[Stored records]
....................
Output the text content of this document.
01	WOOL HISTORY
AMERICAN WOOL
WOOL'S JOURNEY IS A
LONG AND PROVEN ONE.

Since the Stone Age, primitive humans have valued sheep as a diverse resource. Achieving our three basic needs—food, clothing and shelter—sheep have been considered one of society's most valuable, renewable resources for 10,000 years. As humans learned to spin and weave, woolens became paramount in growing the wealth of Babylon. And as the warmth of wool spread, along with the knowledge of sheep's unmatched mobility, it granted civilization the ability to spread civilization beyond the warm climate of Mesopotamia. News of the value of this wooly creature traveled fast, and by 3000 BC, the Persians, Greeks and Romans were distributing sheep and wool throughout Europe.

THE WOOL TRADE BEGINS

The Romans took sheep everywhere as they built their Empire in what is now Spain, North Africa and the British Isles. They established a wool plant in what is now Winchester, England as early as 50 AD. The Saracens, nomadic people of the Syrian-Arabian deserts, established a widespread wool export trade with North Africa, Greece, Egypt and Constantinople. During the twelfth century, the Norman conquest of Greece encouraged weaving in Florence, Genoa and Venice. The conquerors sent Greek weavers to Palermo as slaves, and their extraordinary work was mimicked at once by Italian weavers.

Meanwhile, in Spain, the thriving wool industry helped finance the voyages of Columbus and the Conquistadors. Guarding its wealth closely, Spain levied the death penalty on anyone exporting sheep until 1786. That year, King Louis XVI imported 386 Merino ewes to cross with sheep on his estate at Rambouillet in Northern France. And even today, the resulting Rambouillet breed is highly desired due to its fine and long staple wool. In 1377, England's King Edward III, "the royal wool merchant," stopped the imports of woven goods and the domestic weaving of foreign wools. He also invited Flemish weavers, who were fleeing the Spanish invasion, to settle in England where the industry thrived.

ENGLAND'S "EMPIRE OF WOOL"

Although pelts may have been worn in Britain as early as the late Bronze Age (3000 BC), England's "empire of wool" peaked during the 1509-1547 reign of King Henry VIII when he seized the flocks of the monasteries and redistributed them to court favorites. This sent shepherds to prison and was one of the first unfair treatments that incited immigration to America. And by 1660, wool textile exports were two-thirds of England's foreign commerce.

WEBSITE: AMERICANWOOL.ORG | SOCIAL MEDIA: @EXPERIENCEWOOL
....................
PROBLEM DETAILS: Type out the full listing again, exactly as given.

TASK RESULT:
Output the text content of this document.
01	WOOL HISTORY
AMERICAN WOOL
WOOL'S JOURNEY IS A
LONG AND PROVEN ONE.

Since the Stone Age, primitive humans have valued sheep as a diverse resource. Achieving our three basic needs—food, clothing and shelter—sheep have been considered one of society's most valuable, renewable resources for 10,000 years. As humans learned to spin and weave, woolens became paramount in growing the wealth of Babylon. And as the warmth of wool spread, along with the knowledge of sheep's unmatched mobility, it granted civilization the ability to spread civilization beyond the warm climate of Mesopotamia. News of the value of this wooly creature traveled fast, and by 3000 BC, the Persians, Greeks and Romans were distributing sheep and wool throughout Europe.

THE WOOL TRADE BEGINS

The Romans took sheep everywhere as they built their Empire in what is now Spain, North Africa and the British Isles. They established a wool plant in what is now Winchester, England as early as 50 AD. The Saracens, nomadic people of the Syrian-Arabian deserts, established a widespread wool export trade with North Africa, Greece, Egypt and Constantinople. During the twelfth century, the Norman conquest of Greece encouraged weaving in Florence, Genoa and Venice. The conquerors sent Greek weavers to Palermo as slaves, and their extraordinary work was mimicked at once by Italian weavers.

Meanwhile, in Spain, the thriving wool industry helped finance the voyages of Columbus and the Conquistadors. Guarding its wealth closely, Spain levied the death penalty on anyone exporting sheep until 1786. That year, King Louis XVI imported 386 Merino ewes to cross with sheep on his estate at Rambouillet in Northern France. And even today, the resulting Rambouillet breed is highly desired due to its fine and long staple wool. In 1377, England's King Edward III, "the royal wool merchant," stopped the imports of woven goods and the domestic weaving of foreign wools. He also invited Flemish weavers, who were fleeing the Spanish invasion, to settle in England where the industry thrived.

ENGLAND'S "EMPIRE OF WOOL"

Although pelts may have been worn in Britain as early as the late Bronze Age (3000 BC), England's "empire of wool" peaked during the 1509-1547 reign of King Henry VIII when he seized the flocks of the monasteries and redistributed them to court favorites. This sent shepherds to prison and was one of the first unfair treatments that incited immigration to America. And by 1660, wool textile exports were two-thirds of England's foreign commerce.

WEBSITE: AMERICANWOOL.ORG | SOCIAL MEDIA: @EXPERIENCEWOOL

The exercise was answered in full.